═════ Supplied records

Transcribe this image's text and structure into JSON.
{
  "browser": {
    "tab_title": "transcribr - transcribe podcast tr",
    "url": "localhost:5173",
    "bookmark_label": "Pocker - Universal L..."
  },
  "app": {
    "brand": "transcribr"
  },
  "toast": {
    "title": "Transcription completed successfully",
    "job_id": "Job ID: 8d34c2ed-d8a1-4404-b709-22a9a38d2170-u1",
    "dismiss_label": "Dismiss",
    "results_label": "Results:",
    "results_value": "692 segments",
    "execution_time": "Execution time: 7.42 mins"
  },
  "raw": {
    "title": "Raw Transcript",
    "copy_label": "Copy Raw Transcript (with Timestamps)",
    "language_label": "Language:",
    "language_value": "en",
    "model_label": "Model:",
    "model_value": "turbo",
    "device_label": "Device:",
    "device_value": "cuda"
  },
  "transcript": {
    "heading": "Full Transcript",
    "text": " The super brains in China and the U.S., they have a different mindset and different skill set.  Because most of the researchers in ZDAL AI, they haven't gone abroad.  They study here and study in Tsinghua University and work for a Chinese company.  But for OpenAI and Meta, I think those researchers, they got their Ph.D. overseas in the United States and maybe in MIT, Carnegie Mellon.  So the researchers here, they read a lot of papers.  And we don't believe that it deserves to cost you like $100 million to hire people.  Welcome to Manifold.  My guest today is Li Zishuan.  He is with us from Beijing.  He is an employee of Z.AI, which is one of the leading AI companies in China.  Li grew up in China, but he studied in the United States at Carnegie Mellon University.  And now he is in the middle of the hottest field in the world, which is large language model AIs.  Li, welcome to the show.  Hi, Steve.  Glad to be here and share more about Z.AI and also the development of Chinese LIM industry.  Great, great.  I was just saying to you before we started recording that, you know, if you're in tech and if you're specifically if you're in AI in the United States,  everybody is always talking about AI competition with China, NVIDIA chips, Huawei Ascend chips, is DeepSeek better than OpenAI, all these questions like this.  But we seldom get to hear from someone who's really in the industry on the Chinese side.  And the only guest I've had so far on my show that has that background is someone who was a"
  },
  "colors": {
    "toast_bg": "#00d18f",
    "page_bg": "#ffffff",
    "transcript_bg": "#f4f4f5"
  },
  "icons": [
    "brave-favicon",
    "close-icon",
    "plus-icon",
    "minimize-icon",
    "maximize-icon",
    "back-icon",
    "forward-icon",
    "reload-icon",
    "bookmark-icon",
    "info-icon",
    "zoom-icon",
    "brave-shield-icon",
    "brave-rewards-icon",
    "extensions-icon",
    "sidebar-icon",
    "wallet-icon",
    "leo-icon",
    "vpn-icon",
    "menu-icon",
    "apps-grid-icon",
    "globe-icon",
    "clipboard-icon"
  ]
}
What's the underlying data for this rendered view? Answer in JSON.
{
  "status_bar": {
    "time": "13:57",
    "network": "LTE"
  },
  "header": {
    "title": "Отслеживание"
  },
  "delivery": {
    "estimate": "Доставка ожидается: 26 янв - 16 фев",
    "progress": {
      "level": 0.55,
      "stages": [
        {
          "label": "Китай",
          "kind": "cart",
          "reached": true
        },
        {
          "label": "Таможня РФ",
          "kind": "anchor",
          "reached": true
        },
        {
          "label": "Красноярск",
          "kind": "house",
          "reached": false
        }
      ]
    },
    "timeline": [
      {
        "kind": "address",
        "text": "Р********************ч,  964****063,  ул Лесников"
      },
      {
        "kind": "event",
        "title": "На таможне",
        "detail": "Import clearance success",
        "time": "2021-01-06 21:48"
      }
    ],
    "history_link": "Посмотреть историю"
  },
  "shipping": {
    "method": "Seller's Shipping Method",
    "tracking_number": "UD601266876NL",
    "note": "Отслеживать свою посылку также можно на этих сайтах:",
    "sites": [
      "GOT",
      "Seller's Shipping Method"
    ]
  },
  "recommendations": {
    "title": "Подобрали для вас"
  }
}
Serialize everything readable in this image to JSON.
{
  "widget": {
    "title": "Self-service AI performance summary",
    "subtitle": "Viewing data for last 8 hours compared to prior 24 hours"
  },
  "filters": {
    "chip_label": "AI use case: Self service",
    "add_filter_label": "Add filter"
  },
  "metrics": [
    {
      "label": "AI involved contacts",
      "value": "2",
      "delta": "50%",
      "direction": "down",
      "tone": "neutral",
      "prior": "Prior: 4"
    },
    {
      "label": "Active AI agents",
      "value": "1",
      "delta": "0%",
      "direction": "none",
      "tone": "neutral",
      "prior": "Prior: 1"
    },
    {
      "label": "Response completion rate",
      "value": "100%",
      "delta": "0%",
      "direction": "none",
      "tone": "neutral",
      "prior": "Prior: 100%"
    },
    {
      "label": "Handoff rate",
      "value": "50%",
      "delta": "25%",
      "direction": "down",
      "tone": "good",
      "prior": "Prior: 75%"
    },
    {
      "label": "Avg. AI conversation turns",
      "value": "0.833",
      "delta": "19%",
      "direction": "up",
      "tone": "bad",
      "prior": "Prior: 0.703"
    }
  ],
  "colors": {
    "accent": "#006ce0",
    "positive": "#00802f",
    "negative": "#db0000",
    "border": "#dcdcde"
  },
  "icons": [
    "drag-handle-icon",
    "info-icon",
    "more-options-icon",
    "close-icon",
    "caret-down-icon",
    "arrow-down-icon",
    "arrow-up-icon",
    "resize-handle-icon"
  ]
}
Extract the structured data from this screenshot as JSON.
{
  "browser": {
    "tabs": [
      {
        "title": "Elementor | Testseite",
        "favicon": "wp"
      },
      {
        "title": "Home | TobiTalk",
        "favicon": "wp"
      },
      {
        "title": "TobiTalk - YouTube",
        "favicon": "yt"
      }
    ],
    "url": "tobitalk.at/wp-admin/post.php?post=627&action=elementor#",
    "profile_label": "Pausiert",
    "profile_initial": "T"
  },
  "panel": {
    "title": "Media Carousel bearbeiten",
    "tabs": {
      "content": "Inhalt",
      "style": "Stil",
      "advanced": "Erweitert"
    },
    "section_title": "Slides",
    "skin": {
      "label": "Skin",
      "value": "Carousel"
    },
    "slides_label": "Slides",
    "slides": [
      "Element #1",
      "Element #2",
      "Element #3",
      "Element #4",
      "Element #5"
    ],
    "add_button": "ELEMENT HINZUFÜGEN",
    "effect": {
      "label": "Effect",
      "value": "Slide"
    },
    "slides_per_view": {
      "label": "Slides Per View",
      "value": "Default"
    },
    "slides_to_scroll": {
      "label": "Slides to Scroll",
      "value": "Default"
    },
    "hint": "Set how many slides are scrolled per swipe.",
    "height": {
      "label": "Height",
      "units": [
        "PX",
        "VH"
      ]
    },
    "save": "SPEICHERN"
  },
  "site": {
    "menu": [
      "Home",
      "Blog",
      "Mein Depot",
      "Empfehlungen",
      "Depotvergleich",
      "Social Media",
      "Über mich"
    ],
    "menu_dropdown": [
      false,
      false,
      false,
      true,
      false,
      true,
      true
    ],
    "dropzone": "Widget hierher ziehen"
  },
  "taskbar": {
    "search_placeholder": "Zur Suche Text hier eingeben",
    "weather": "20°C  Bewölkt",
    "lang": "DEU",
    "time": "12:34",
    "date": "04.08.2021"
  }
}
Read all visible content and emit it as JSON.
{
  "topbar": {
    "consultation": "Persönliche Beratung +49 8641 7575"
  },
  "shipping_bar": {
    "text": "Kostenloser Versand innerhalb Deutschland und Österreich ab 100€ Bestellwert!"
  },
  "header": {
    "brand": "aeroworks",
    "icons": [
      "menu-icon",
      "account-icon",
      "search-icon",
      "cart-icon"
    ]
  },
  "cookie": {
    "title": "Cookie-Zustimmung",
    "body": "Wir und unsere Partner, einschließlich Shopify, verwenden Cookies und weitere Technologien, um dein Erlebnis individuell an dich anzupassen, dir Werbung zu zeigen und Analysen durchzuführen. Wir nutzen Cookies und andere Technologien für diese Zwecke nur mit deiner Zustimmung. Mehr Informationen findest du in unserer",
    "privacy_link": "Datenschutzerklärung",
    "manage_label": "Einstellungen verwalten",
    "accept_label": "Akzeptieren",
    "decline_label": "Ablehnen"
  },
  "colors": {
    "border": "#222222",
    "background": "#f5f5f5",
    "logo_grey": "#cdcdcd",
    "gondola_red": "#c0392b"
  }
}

══════════

Given instruction: Report how many lines in the data contain the word "rate", with no words besides the number.

Response to this exercise: 2